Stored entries
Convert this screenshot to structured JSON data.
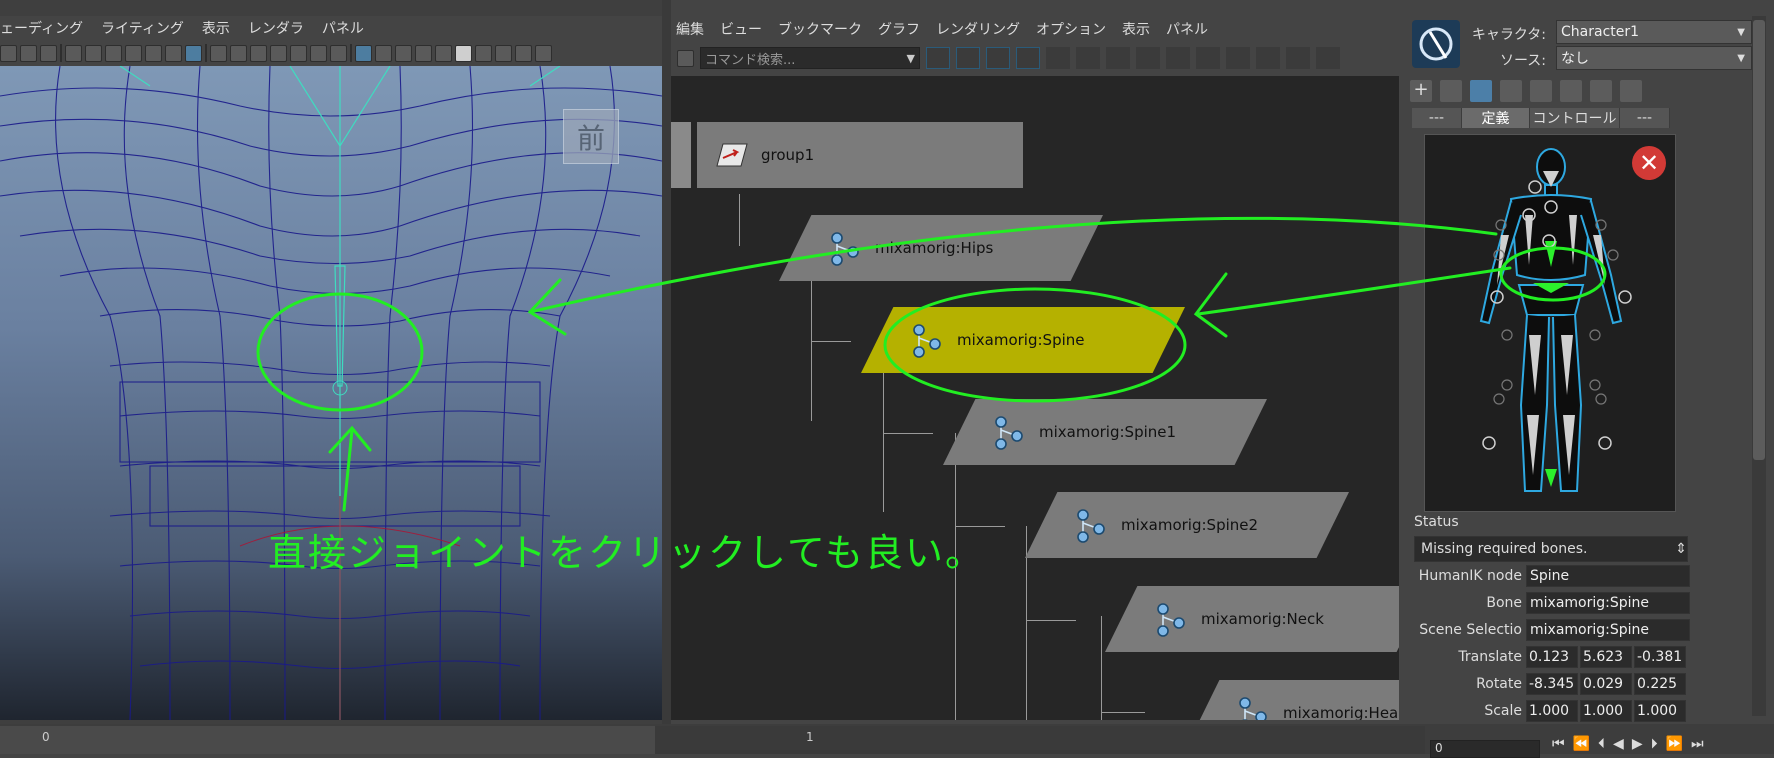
{
  "viewport": {
    "menu": [
      "ェーディング",
      "ライティング",
      "表示",
      "レンダラ",
      "パネル"
    ],
    "camera_label": "前"
  },
  "node_editor": {
    "menu": [
      "編集",
      "ビュー",
      "ブックマーク",
      "グラフ",
      "レンダリング",
      "オプション",
      "表示",
      "パネル"
    ],
    "search_placeholder": "コマンド検索...",
    "nodes": [
      {
        "label": "group1",
        "selected": false
      },
      {
        "label": "mixamorig:Hips",
        "selected": false
      },
      {
        "label": "mixamorig:Spine",
        "selected": true
      },
      {
        "label": "mixamorig:Spine1",
        "selected": false
      },
      {
        "label": "mixamorig:Spine2",
        "selected": false
      },
      {
        "label": "mixamorig:Neck",
        "selected": false
      },
      {
        "label": "mixamorig:Hea",
        "selected": false
      }
    ]
  },
  "human_ik": {
    "character_label": "キャラクタ:",
    "character_value": "Character1",
    "source_label": "ソース:",
    "source_value": "なし",
    "tabs": [
      "---",
      "定義",
      "コントロール",
      "---"
    ],
    "active_tab": "定義",
    "status_label": "Status",
    "status_value": "Missing required bones.",
    "fields": [
      {
        "label": "HumanIK node",
        "value": "Spine"
      },
      {
        "label": "Bone",
        "value": "mixamorig:Spine"
      },
      {
        "label": "Scene Selectio",
        "value": "mixamorig:Spine"
      }
    ],
    "translate": {
      "label": "Translate",
      "values": [
        "0.123",
        "5.623",
        "-0.381"
      ]
    },
    "rotate": {
      "label": "Rotate",
      "values": [
        "-8.345",
        "0.029",
        "0.225"
      ]
    },
    "scale": {
      "label": "Scale",
      "values": [
        "1.000",
        "1.000",
        "1.000"
      ]
    }
  },
  "timeline": {
    "start_tick": "0",
    "tick_1": "1",
    "current_frame": "0"
  },
  "annotation": {
    "text": "直接ジョイントをクリックしても良い。",
    "color": "#22ee22"
  },
  "colors": {
    "selected_node": "#b5b100",
    "node": "#7b7b7b",
    "joint_icon": "#7fb8e8"
  }
}
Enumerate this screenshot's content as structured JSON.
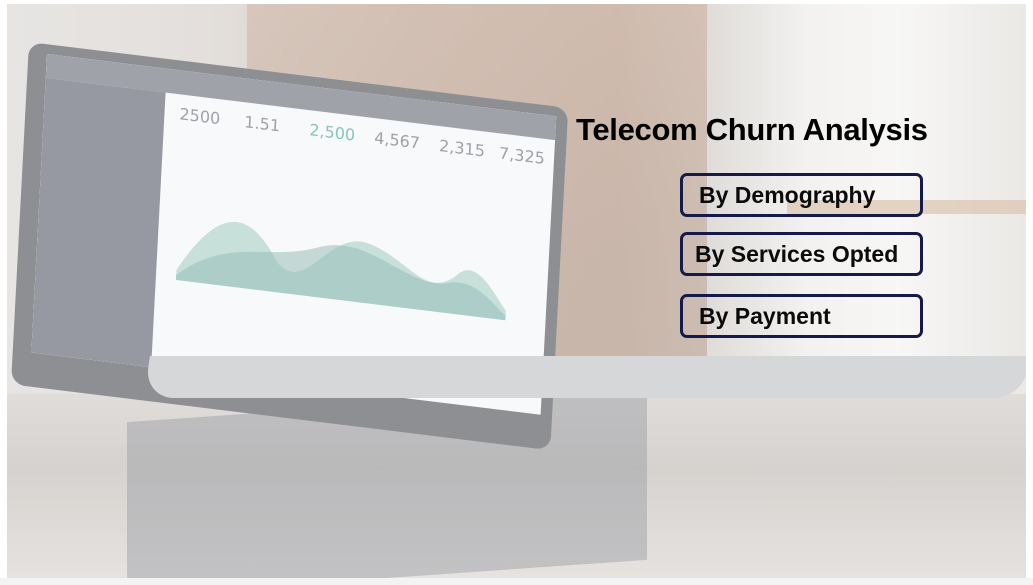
{
  "slide": {
    "title": "Telecom Churn Analysis",
    "nav_buttons": [
      {
        "label": "By Demography"
      },
      {
        "label": "By Services Opted"
      },
      {
        "label": "By Payment"
      }
    ],
    "colors": {
      "title": "#000000",
      "button_border": "#161a4a",
      "button_text": "#0b0b0b"
    }
  },
  "background_image": {
    "subject": "laptop-dashboard-photo",
    "screen_stats": [
      "2500",
      "1.51",
      "2,500",
      "4,567",
      "2,315",
      "7,325"
    ]
  }
}
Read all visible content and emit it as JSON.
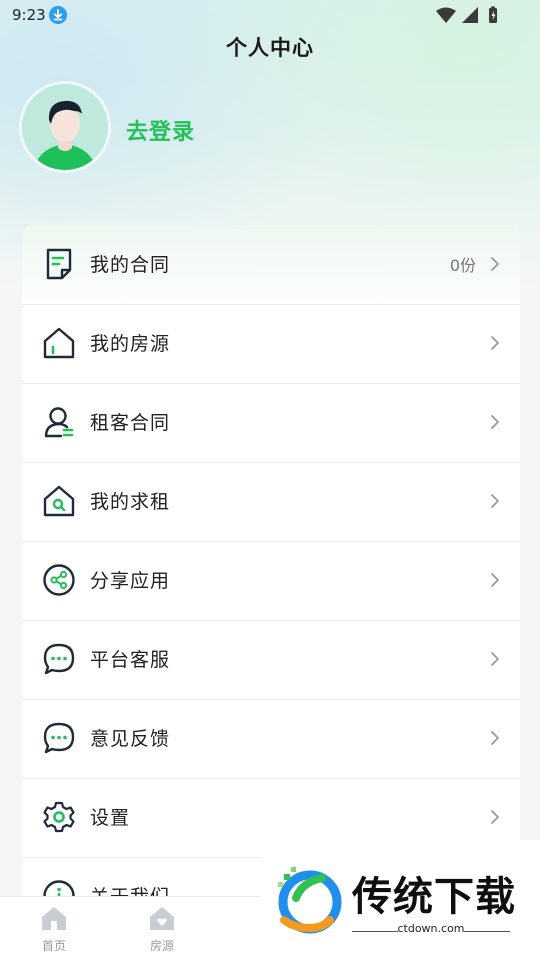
{
  "status_bar": {
    "time": "9:23"
  },
  "header": {
    "title": "个人中心"
  },
  "profile": {
    "login_label": "去登录"
  },
  "menu": {
    "items": [
      {
        "label": "我的合同",
        "value": "0份",
        "icon": "contract-icon"
      },
      {
        "label": "我的房源",
        "value": "",
        "icon": "house-icon"
      },
      {
        "label": "租客合同",
        "value": "",
        "icon": "tenant-icon"
      },
      {
        "label": "我的求租",
        "value": "",
        "icon": "house-search-icon"
      },
      {
        "label": "分享应用",
        "value": "",
        "icon": "share-icon"
      },
      {
        "label": "平台客服",
        "value": "",
        "icon": "chat-icon"
      },
      {
        "label": "意见反馈",
        "value": "",
        "icon": "feedback-icon"
      },
      {
        "label": "设置",
        "value": "",
        "icon": "gear-icon"
      },
      {
        "label": "关于我们",
        "value": "",
        "icon": "info-icon"
      }
    ]
  },
  "tab_bar": {
    "tabs": [
      {
        "label": "首页",
        "icon": "home-icon"
      },
      {
        "label": "房源",
        "icon": "listing-icon"
      }
    ]
  },
  "watermark": {
    "brand": "传统下载",
    "url": "ctdown.com"
  },
  "colors": {
    "accent": "#20c157",
    "icon_stroke": "#1f2a3a",
    "text": "#222222",
    "muted": "#999999"
  }
}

■ Instructions for the task: Read through the entries and copy each line in which "content" appears.

■ Correct result:
Enumerate this screenshot's content as structured JSON.
Read all visible content and emit it as JSON.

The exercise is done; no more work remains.